Aim of the exercise
Which lines in the records below contain the word "СЕКРЕТЫ"? Copy each one out.

**** Information given

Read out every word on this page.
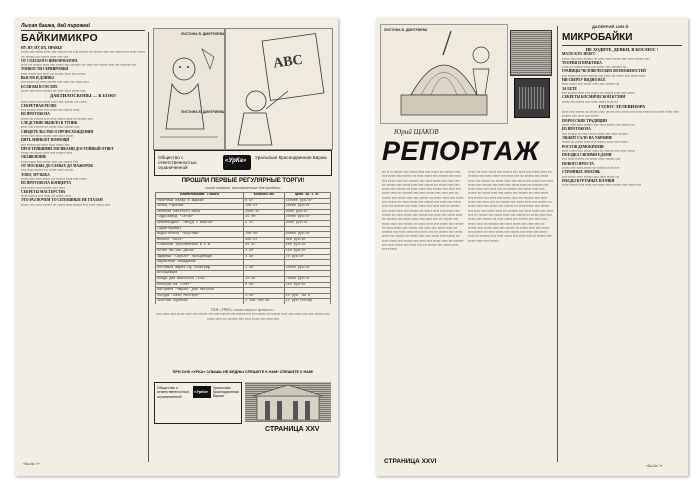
Лысая башка, дай пирожка!
БАЙКИМИКРО
НУ, НУ, НУ, ИХ, НРАВЫ!
▪▪▪▪▪▪ ▪▪▪▪ ▪▪▪▪▪▪ ▪▪▪▪▪ ▪▪▪▪ ▪▪▪▪▪▪▪ ▪▪▪▪ ▪▪▪▪ ▪▪▪▪▪▪▪ ▪▪▪ ▪▪▪▪▪▪▪ ▪▪▪▪ ▪▪▪▪ ▪▪▪▪▪▪ ▪▪▪▪ ▪▪▪▪▪ ▪▪▪▪▪▪ ▪▪▪ ▪▪▪▪▪▪▪ ▪▪▪▪ ▪▪▪▪▪▪ ▪▪▪▪▪ ▪▪▪▪ ▪▪▪▪
ОТ СОБСКОГО ИНФОРМАТОРА
▪▪▪▪▪ ▪▪▪ ▪▪▪▪▪▪▪ ▪▪▪▪▪ ▪▪▪▪ ▪▪▪▪▪▪ ▪▪▪▪ ▪▪▪▪▪▪▪▪ ▪▪▪ ▪▪▪▪▪ ▪▪▪▪ ▪▪▪▪▪▪ ▪▪▪▪▪ ▪▪▪ ▪▪▪▪▪▪▪▪ ▪▪▪▪
ТОНКОСТИ СЕРВИРОВКИ
▪▪▪▪▪ ▪▪▪▪▪▪ ▪▪▪▪ ▪▪▪▪▪ ▪▪▪ ▪▪▪▪▪▪▪ ▪▪▪▪▪ ▪▪▪▪ ▪▪▪▪▪▪
ВЫСОК И ДЛИНЫ
▪▪▪▪ ▪▪▪▪▪▪ ▪▪▪ ▪▪▪▪▪ ▪▪▪▪▪▪▪ ▪▪▪▪ ▪▪▪▪▪ ▪▪▪ ▪▪▪▪▪▪ ▪▪▪▪
ЕСЛИ ВЫ В ГОСТЯХ
▪▪▪▪▪▪ ▪▪▪▪ ▪▪▪▪▪ ▪▪▪▪▪▪▪ ▪▪▪ ▪▪▪▪▪ ▪▪▪▪▪ ▪▪▪▪▪▪ ▪▪▪▪
ДАКТИЛОСКОПЫ — К БОЮ!
▪▪▪▪▪ ▪▪▪▪▪▪ ▪▪▪▪ ▪▪▪▪▪▪ ▪▪▪▪▪ ▪▪▪▪ ▪▪▪▪▪▪▪ ▪▪▪ ▪▪▪▪▪▪
СЕКРЕТНАЯ РЕЛИЗ
▪▪▪▪ ▪▪▪▪▪▪▪ ▪▪▪▪▪ ▪▪▪▪ ▪▪▪▪▪▪ ▪▪▪ ▪▪▪▪▪▪▪ ▪▪▪▪▪
ИЗ ПРОТОКОЛА
▪▪▪▪▪▪ ▪▪▪ ▪▪▪▪▪▪▪ ▪▪▪▪ ▪▪▪▪▪ ▪▪▪▪▪▪ ▪▪▪▪▪ ▪▪▪ ▪▪▪▪▪▪▪ ▪▪▪▪
СЛЕДСТВИЕ ВЫШЛО В ТУПИК
▪▪▪▪▪ ▪▪▪▪ ▪▪▪▪▪▪▪ ▪▪▪ ▪▪▪▪▪▪ ▪▪▪▪▪ ▪▪▪▪▪▪▪ ▪▪▪▪
СВИДЕТЕЛЬСТВО О ПРОИСХОЖДЕНИИ
▪▪▪▪▪▪ ▪▪▪▪ ▪▪▪▪▪ ▪▪▪▪▪▪▪ ▪▪▪▪ ▪▪▪▪▪ ▪▪▪▪▪▪
ПЯТЬ МИНЬЮТ ПОМОЩИ
▪▪▪▪ ▪▪▪▪▪▪▪ ▪▪▪ ▪▪▪▪▪ ▪▪▪▪▪ ▪▪▪▪▪▪ ▪▪▪▪
ПРОСТЕЙШИМИ ЛОГИКАМИ ДОСТОЙНЫЙ ОТВЕТ
▪▪▪▪▪▪ ▪▪▪ ▪▪▪▪▪▪ ▪▪▪▪▪ ▪▪▪▪ ▪▪▪▪▪▪▪ ▪▪▪▪▪
ОБЪЯВЛЕНИЕ
▪▪▪▪▪ ▪▪▪▪▪▪ ▪▪▪▪ ▪▪▪▪▪▪ ▪▪▪▪▪ ▪▪▪ ▪▪▪▪▪▪▪ ▪▪▪▪
ОТ МОСКВЫ ДО САМЫХ ДО МАЖОРОВ
▪▪▪▪ ▪▪▪▪▪ ▪▪▪▪▪▪▪ ▪▪▪ ▪▪▪▪▪▪ ▪▪▪▪▪ ▪▪▪▪▪▪▪
ТОВО, МУЗЫКА
▪▪▪▪▪▪ ▪▪▪▪ ▪▪▪▪▪ ▪▪▪▪▪▪ ▪▪▪ ▪▪▪▪▪▪▪ ▪▪▪▪▪ ▪▪▪▪ ▪▪▪▪▪▪
ИЗ ПРОТОКОЛА КОНЦЕРТА
▪▪▪▪ ▪▪▪▪▪▪ ▪▪▪▪▪ ▪▪▪▪▪▪▪ ▪▪▪▪ ▪▪▪▪▪
СЕКРЕТЫ МАСТЕРСТВА
▪▪▪▪▪ ▪▪▪▪▪▪▪ ▪▪▪▪ ▪▪▪▪▪ ▪▪▪ ▪▪▪▪▪▪ ▪▪▪▪▪
ЭТО РАЗ ПОЧЕМ ТО СПЛОШНЫЕ НЕ ГЛАЗАМ
▪▪▪▪▪▪ ▪▪▪▪ ▪▪▪▪▪ ▪▪▪▪▪▪▪ ▪▪▪ ▪▪▪▪▪▪ ▪▪▪▪▪ ▪▪▪▪▪▪▪ ▪▪▪▪ ▪▪▪▪▪ ▪▪▪▪▪▪ ▪▪▪▪
ЛИСТИНА В. ДМИТРИЕВА
ABC
ЛИСТИНА В. ДМИТРИЕВА
Общество с ответственностью ограниченной
«УрКа»
Уральская Краснодвинная Биржа
ПРОШЛИ ПЕРВЫЕ РЕГУЛЯРНЫЕ ТОРГИ!
сизые главное, выставленные для продажи:
НАИМЕНОВАНИЕ ТОВАРА	КОЛИЧЕСТВО	ЦЕНА ЗА 1 КГ
Ракетный сахар в ящиках	8 кг	150000 руб/кг
Зельц горелый	100 кг	18500 руб/кг
Зелёная светлого мяса	1000 кг	3000 руб/кг
Гидрозавод "Сегом"	15 пн	10000 руб/кг
Пейпельфикс "Лесуд с анатой"	2 кг	3000 руб/кг
(адаптерами)		
Водосточное "Кругляш"	100 пп	50000 руб/кг
Молоко "ОБУХ"	400 кг	300 руб/кг
Стальные трёхлапники в 5 м	50 кг	100 руб/кг
Котёл МЮ ЗАО ДХОЗЫ	2 шт	150 руб/кг
Эфирный "Скролл" пальцевидн	3 шт	70 руб/кг
Карнизные лошадиные		
Поставка Шарик-Оф Полиграф	1 шт	15000 руб/кг
Ассоциаций		
Бонды для вычиткой ТЕЧЕТ	10 шт	76000 руб/кг
Консулы КЖ "Снег"	5 шт	150 руб/кг
Кастрюля "Мария" для пигулки		
Посуда "Пазл Монтеро"	1 шт	10 руб. 86 к
Золотые курения	1 200 000 шт	14 руб/гектар

СКЖ «УРКА» слышь вопросы промысла...
▪▪▪▪ ▪▪▪▪▪▪ ▪▪▪▪ ▪▪▪▪▪▪ ▪▪▪▪▪ ▪▪▪▪ ▪▪▪▪▪▪▪ ▪▪▪▪ ▪▪▪▪▪ ▪▪▪▪▪▪ ▪▪▪▪ ▪▪▪▪▪▪▪ ▪▪▪▪ ▪▪▪▪ ▪▪▪▪▪▪ ▪▪▪ ▪▪▪▪▪▪▪ ▪▪▪▪▪ ▪▪▪▪ ▪▪▪▪▪▪ ▪▪▪▪ ▪▪▪▪ ▪▪▪▪▪▪▪ ▪▪▪▪ ▪▪▪▪▪▪ ▪▪▪▪▪ ▪▪▪ ▪▪▪▪▪▪▪▪ ▪▪▪▪ ▪▪▪▪▪ ▪▪▪▪▪▪ ▪▪▪▪ ▪▪▪▪▪ ▪▪▪▪
ПРИ СКЖ «УРКА» СЛЫШЬ НЕ БЕДНЫ СПЕШИТЕ К НАМ! СПЕШИТЕ К НАМ!
Общество с ответственностью ограниченной
«УрКа»
Уральская Краснодвинная Биржа
СТРАНИЦА XXV
«Ба-ба ?»
ЛИСТИНА В. ДМИТРИЕВА
Юрий ЩАКОВ
РЕПОРТАЖ
▪▪▪ ▪▪ ▪▪ ▪▪▪▪▪▪▪ ▪▪▪▪ ▪▪▪▪▪▪ ▪▪▪▪▪ ▪▪▪▪ ▪▪▪▪▪▪ ▪▪▪ ▪▪▪▪▪▪▪ ▪▪▪▪▪ ▪▪▪▪ ▪▪▪▪▪▪ ▪▪▪▪ ▪▪▪▪▪▪▪ ▪▪▪ ▪▪▪▪▪ ▪▪▪▪▪▪ ▪▪▪▪ ▪▪▪▪▪▪▪ ▪▪▪▪ ▪▪▪▪▪ ▪▪▪▪ ▪▪▪▪▪▪ ▪▪▪▪▪ ▪▪▪ ▪▪▪▪▪▪▪▪ ▪▪▪▪ ▪▪▪▪▪ ▪▪▪▪▪▪ ▪▪▪▪ ▪▪▪▪▪ ▪▪▪▪ ▪▪▪ ▪▪▪▪▪▪▪ ▪▪▪▪ ▪▪▪▪▪▪ ▪▪▪▪▪ ▪▪▪▪ ▪▪▪▪▪▪▪ ▪▪▪ ▪▪▪▪▪▪ ▪▪▪▪▪ ▪▪▪▪ ▪▪▪▪▪▪ ▪▪▪▪ ▪▪▪▪▪▪▪ ▪▪▪ ▪▪▪▪▪ ▪▪▪▪▪▪ ▪▪▪▪ ▪▪▪▪▪▪▪ ▪▪▪▪ ▪▪▪▪▪ ▪▪▪▪ ▪▪▪▪▪▪ ▪▪▪▪▪ ▪▪▪ ▪▪▪▪▪▪▪▪ ▪▪▪▪ ▪▪▪▪▪ ▪▪▪▪▪▪ ▪▪▪▪ ▪▪▪▪▪ ▪▪▪▪ ▪▪▪ ▪▪▪▪▪▪▪ ▪▪▪▪ ▪▪▪▪▪▪ ▪▪▪▪▪ ▪▪▪▪ ▪▪▪▪▪▪▪ ▪▪▪ ▪▪▪▪▪▪ ▪▪▪▪▪ ▪▪▪▪ ▪▪▪▪▪▪ ▪▪▪▪ ▪▪▪▪▪▪▪ ▪▪▪ ▪▪▪▪▪ ▪▪▪▪▪▪ ▪▪▪▪ ▪▪▪▪▪▪▪ ▪▪▪▪ ▪▪▪▪▪ ▪▪▪▪ ▪▪▪▪▪▪ ▪▪▪▪▪ ▪▪▪ ▪▪▪▪▪▪▪▪ ▪▪▪▪ ▪▪▪▪▪ ▪▪▪▪▪▪ ▪▪▪▪ ▪▪▪▪▪ ▪▪▪▪ ▪▪▪ ▪▪▪▪▪▪▪ ▪▪▪▪ ▪▪▪▪▪▪ ▪▪▪▪▪ ▪▪▪▪ ▪▪▪▪▪▪▪ ▪▪▪ ▪▪▪▪▪▪ ▪▪▪▪▪ ▪▪▪▪ ▪▪▪▪▪▪ ▪▪▪▪ ▪▪▪▪▪▪▪ ▪▪▪ ▪▪▪▪▪ ▪▪▪▪▪▪ ▪▪▪▪ ▪▪▪▪▪▪▪ ▪▪▪▪ ▪▪▪▪▪ ▪▪▪▪ ▪▪▪▪▪▪ ▪▪▪▪▪ ▪▪▪ ▪▪▪▪▪▪▪▪ ▪▪▪▪ ▪▪▪▪▪ ▪▪▪▪▪▪ ▪▪▪▪ ▪▪▪▪▪ ▪▪▪▪ ▪▪▪ ▪▪▪▪▪▪▪ ▪▪▪▪ ▪▪▪▪▪▪ ▪▪▪▪▪ ▪▪▪▪ ▪▪▪▪▪▪▪ ▪▪▪ ▪▪▪▪▪▪ ▪▪▪▪▪ ▪▪▪▪ ▪▪▪▪▪▪ ▪▪▪▪ ▪▪▪▪▪▪▪ ▪▪▪ ▪▪▪▪▪ ▪▪▪▪▪▪ ▪▪▪▪ ▪▪▪▪▪▪▪ ▪▪▪▪ ▪▪▪▪▪ ▪▪▪▪ ▪▪▪▪▪▪ ▪▪▪▪▪ ▪▪▪ ▪▪▪▪▪▪▪▪ ▪▪▪▪ ▪▪▪▪▪ ▪▪▪▪▪▪ ▪▪▪▪ ▪▪▪▪▪ ▪▪▪▪ ▪▪▪ ▪▪▪▪▪▪▪ ▪▪▪▪ ▪▪▪▪▪▪ ▪▪▪▪▪ ▪▪▪▪ ▪▪▪▪▪▪▪ ▪▪▪ ▪▪▪▪▪▪ ▪▪▪▪▪ ▪▪▪▪ ▪▪▪▪▪▪ ▪▪▪▪ ▪▪▪▪▪▪▪ ▪▪▪ ▪▪▪▪▪ ▪▪▪▪▪▪ ▪▪▪▪ ▪▪▪▪▪▪▪ ▪▪▪▪ ▪▪▪▪▪ ▪▪▪▪ ▪▪▪▪▪▪ ▪▪▪▪▪ ▪▪▪ ▪▪▪▪▪▪▪▪ ▪▪▪▪ ▪▪▪▪▪ ▪▪▪▪▪▪ ▪▪▪▪ ▪▪▪▪▪ ▪▪▪▪ ▪▪▪ ▪▪▪▪▪▪▪ ▪▪▪▪ ▪▪▪▪▪▪ ▪▪▪▪▪ ▪▪▪▪ ▪▪▪▪▪▪▪
▪▪▪▪▪▪ ▪▪▪ ▪▪▪▪▪ ▪▪▪▪▪▪ ▪▪▪▪ ▪▪▪▪▪▪▪ ▪▪▪▪ ▪▪▪▪▪ ▪▪▪▪ ▪▪▪▪▪▪ ▪▪▪▪▪ ▪▪▪ ▪▪▪▪▪▪▪▪ ▪▪▪▪ ▪▪▪▪▪ ▪▪▪▪▪▪ ▪▪▪▪ ▪▪▪▪▪ ▪▪▪▪ ▪▪▪ ▪▪▪▪▪▪▪ ▪▪▪▪ ▪▪▪▪▪▪ ▪▪▪▪▪ ▪▪▪▪ ▪▪▪▪▪▪▪ ▪▪▪ ▪▪▪▪▪▪ ▪▪▪▪▪ ▪▪▪▪ ▪▪▪▪▪▪ ▪▪▪▪ ▪▪▪▪▪▪▪ ▪▪▪ ▪▪▪▪▪ ▪▪▪▪▪▪ ▪▪▪▪ ▪▪▪▪▪▪▪ ▪▪▪▪ ▪▪▪▪▪ ▪▪▪▪ ▪▪▪▪▪▪ ▪▪▪▪▪ ▪▪▪ ▪▪▪▪▪▪▪▪ ▪▪▪▪ ▪▪▪▪▪ ▪▪▪▪▪▪ ▪▪▪▪ ▪▪▪▪▪ ▪▪▪▪ ▪▪▪ ▪▪▪▪▪▪▪ ▪▪▪▪ ▪▪▪▪▪▪ ▪▪▪▪▪ ▪▪▪▪ ▪▪▪▪▪▪▪ ▪▪▪ ▪▪▪▪▪▪ ▪▪▪▪▪ ▪▪▪▪ ▪▪▪▪▪▪ ▪▪▪▪ ▪▪▪▪▪▪▪ ▪▪▪ ▪▪▪▪▪ ▪▪▪▪▪▪ ▪▪▪▪ ▪▪▪▪▪▪▪ ▪▪▪▪ ▪▪▪▪▪ ▪▪▪▪ ▪▪▪▪▪▪ ▪▪▪▪▪ ▪▪▪ ▪▪▪▪▪▪▪▪ ▪▪▪▪ ▪▪▪▪▪ ▪▪▪▪▪▪ ▪▪▪▪ ▪▪▪▪▪ ▪▪▪▪ ▪▪▪ ▪▪▪▪▪▪▪ ▪▪▪▪ ▪▪▪▪▪▪ ▪▪▪▪▪ ▪▪▪▪ ▪▪▪▪▪▪▪ ▪▪▪ ▪▪▪▪▪▪ ▪▪▪▪▪ ▪▪▪▪ ▪▪▪▪▪▪ ▪▪▪▪ ▪▪▪▪▪▪▪ ▪▪▪ ▪▪▪▪▪ ▪▪▪▪▪▪ ▪▪▪▪ ▪▪▪▪▪▪▪ ▪▪▪▪ ▪▪▪▪▪ ▪▪▪▪ ▪▪▪▪▪▪ ▪▪▪▪▪ ▪▪▪ ▪▪▪▪▪▪▪▪ ▪▪▪▪ ▪▪▪▪▪ ▪▪▪▪▪▪ ▪▪▪▪ ▪▪▪▪▪ ▪▪▪▪ ▪▪▪ ▪▪▪▪▪▪▪ ▪▪▪▪ ▪▪▪▪▪▪ ▪▪▪▪▪ ▪▪▪▪ ▪▪▪▪▪▪▪ ▪▪▪ ▪▪▪▪▪▪ ▪▪▪▪▪ ▪▪▪▪ ▪▪▪▪▪▪ ▪▪▪▪ ▪▪▪▪▪▪▪ ▪▪▪ ▪▪▪▪▪ ▪▪▪▪▪▪ ▪▪▪▪ ▪▪▪▪▪▪▪ ▪▪▪▪ ▪▪▪▪▪ ▪▪▪▪ ▪▪▪▪▪▪ ▪▪▪▪▪ ▪▪▪ ▪▪▪▪▪▪▪▪ ▪▪▪▪ ▪▪▪▪▪ ▪▪▪▪▪▪ ▪▪▪▪ ▪▪▪▪▪ ▪▪▪▪ ▪▪▪ ▪▪▪▪▪▪▪ ▪▪▪▪ ▪▪▪▪▪▪ ▪▪▪▪▪ ▪▪▪▪ ▪▪▪▪▪▪▪ ▪▪▪ ▪▪▪▪▪▪ ▪▪▪▪▪ ▪▪▪▪ ▪▪▪▪▪▪ ▪▪▪▪ ▪▪▪▪▪▪▪ ▪▪▪ ▪▪▪▪▪ ▪▪▪▪▪▪ ▪▪▪▪ ▪▪▪▪▪▪▪ ▪▪▪▪ ▪▪▪▪▪ ▪▪▪▪ ▪▪▪▪▪▪ ▪▪▪▪▪ ▪▪▪ ▪▪▪▪▪▪▪▪ ▪▪▪▪ ▪▪▪▪▪ ▪▪▪▪▪▪ ▪▪▪▪ ▪▪▪▪▪ ▪▪▪▪ ▪▪▪ ▪▪▪▪▪▪▪ ▪▪▪▪ ▪▪▪▪▪▪ ▪▪▪▪▪ ▪▪▪▪ ▪▪▪▪▪▪▪
ДАЛЕЕРИЙ 1999 Й
МИКРОБАЙКИ
НЕ ХОДИТЕ, ДЕВКИ, В КОСМОС !
МАЛО КТО ЗНАЕТ
▪▪▪▪▪▪ ▪▪▪▪ ▪▪▪▪▪ ▪▪▪▪▪▪▪ ▪▪▪ ▪▪▪▪▪ ▪▪▪▪▪ ▪▪▪▪▪▪ ▪▪▪▪ ▪▪▪▪▪ ▪▪▪▪▪▪▪ ▪▪▪▪
ТЕОРИЯ И ПРАКТИКА
▪▪▪▪▪ ▪▪▪ ▪▪▪▪▪▪▪ ▪▪▪▪▪ ▪▪▪▪ ▪▪▪▪▪▪ ▪▪▪▪ ▪▪▪▪▪▪▪▪ ▪▪▪
ГРАНИЦЫ ЧЕЛОВЕЧЕСКИХ ВОЗМОЖНОСТЕЙ
▪▪▪▪ ▪▪▪▪▪▪ ▪▪▪ ▪▪▪▪▪ ▪▪▪▪▪▪▪ ▪▪▪▪ ▪▪▪▪▪ ▪▪▪ ▪▪▪▪▪▪ ▪▪▪▪ ▪▪▪▪▪ ▪▪▪▪▪▪
НИ СВЕРХУ ВИДНО ВСЁ
▪▪▪▪▪ ▪▪▪▪▪▪ ▪▪▪▪ ▪▪▪▪▪▪ ▪▪▪▪▪ ▪▪▪▪ ▪▪▪▪▪▪▪ ▪▪▪
ЗА БЕТЕ
▪▪▪▪ ▪▪▪▪▪▪▪ ▪▪▪▪▪ ▪▪▪▪ ▪▪▪▪▪▪ ▪▪▪ ▪▪▪▪▪▪▪ ▪▪▪▪▪ ▪▪▪▪ ▪▪▪▪▪▪
СЕКРЕТЫ КОСМИЧЕСКОЙ КУХНИ
▪▪▪▪▪▪ ▪▪▪ ▪▪▪▪▪▪▪ ▪▪▪▪ ▪▪▪▪▪ ▪▪▪▪▪▪ ▪▪▪▪▪ ▪▪▪
ГОЛОС ТЕЛЕВИЗОРА
▪▪▪▪▪ ▪▪▪▪ ▪▪▪▪▪▪▪ ▪▪▪ ▪▪▪▪▪▪ ▪▪▪▪▪ ▪▪▪▪▪▪▪ ▪▪▪▪ ▪▪▪▪▪▪ ▪▪▪▪ ▪▪▪▪▪ ▪▪▪▪▪▪▪ ▪▪▪ ▪▪▪▪▪ ▪▪▪▪▪▪ ▪▪▪▪ ▪▪▪▪▪▪▪ ▪▪▪▪ ▪▪▪▪▪ ▪▪▪▪ ▪▪▪▪▪▪
ПОРОССКИЕ ТРАДИЦИИ
▪▪▪▪▪▪ ▪▪▪▪ ▪▪▪▪▪ ▪▪▪▪▪▪▪ ▪▪▪▪ ▪▪▪▪▪ ▪▪▪▪▪▪ ▪▪▪▪ ▪▪▪▪▪▪▪ ▪▪▪
ИЗ ПРОТОКОЛА
▪▪▪▪ ▪▪▪▪▪▪▪ ▪▪▪ ▪▪▪▪▪ ▪▪▪▪▪ ▪▪▪▪▪▪ ▪▪▪▪ ▪▪▪▪▪ ▪▪▪▪▪▪▪
ЛЮБИТ САЛО НА УКРАИНЕ
▪▪▪▪▪▪ ▪▪▪ ▪▪▪▪▪▪ ▪▪▪▪▪ ▪▪▪▪ ▪▪▪▪▪▪▪ ▪▪▪▪▪ ▪▪▪▪ ▪▪▪▪▪▪
РОСТОВ ДЕМОКРАТИИ
▪▪▪▪▪ ▪▪▪▪▪▪ ▪▪▪▪ ▪▪▪▪▪▪ ▪▪▪▪▪ ▪▪▪ ▪▪▪▪▪▪▪ ▪▪▪▪ ▪▪▪▪▪ ▪▪▪▪▪▪
ПОЕЗДКА СВОИМИ ЕДАМИ
▪▪▪▪ ▪▪▪▪▪ ▪▪▪▪▪▪▪ ▪▪▪ ▪▪▪▪▪▪ ▪▪▪▪▪ ▪▪▪▪▪▪▪ ▪▪▪▪
НОВОГО ПРОСТА
▪▪▪▪▪▪ ▪▪▪▪ ▪▪▪▪▪ ▪▪▪▪▪▪ ▪▪▪ ▪▪▪▪▪▪▪ ▪▪▪▪▪ ▪▪▪▪
СТРАННЫЕ ЛЮБОВЬ
▪▪▪▪ ▪▪▪▪▪▪ ▪▪▪▪▪ ▪▪▪▪▪▪▪ ▪▪▪▪ ▪▪▪▪▪ ▪▪▪▪▪▪ ▪▪▪
НАЕДЫ КУРТАНЫХ ПЛАЧКИ
▪▪▪▪▪ ▪▪▪▪▪▪▪ ▪▪▪▪ ▪▪▪▪▪ ▪▪▪ ▪▪▪▪▪▪ ▪▪▪▪▪ ▪▪▪▪▪▪▪ ▪▪▪▪ ▪▪▪▪▪ ▪▪▪▪
СТРАНИЦА XXVI
«Ба-ба ?»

********

In response
СЕКРЕТЫ МАСТЕРСТВА
СЕКРЕТЫ КОСМИЧЕСКОЙ КУХНИ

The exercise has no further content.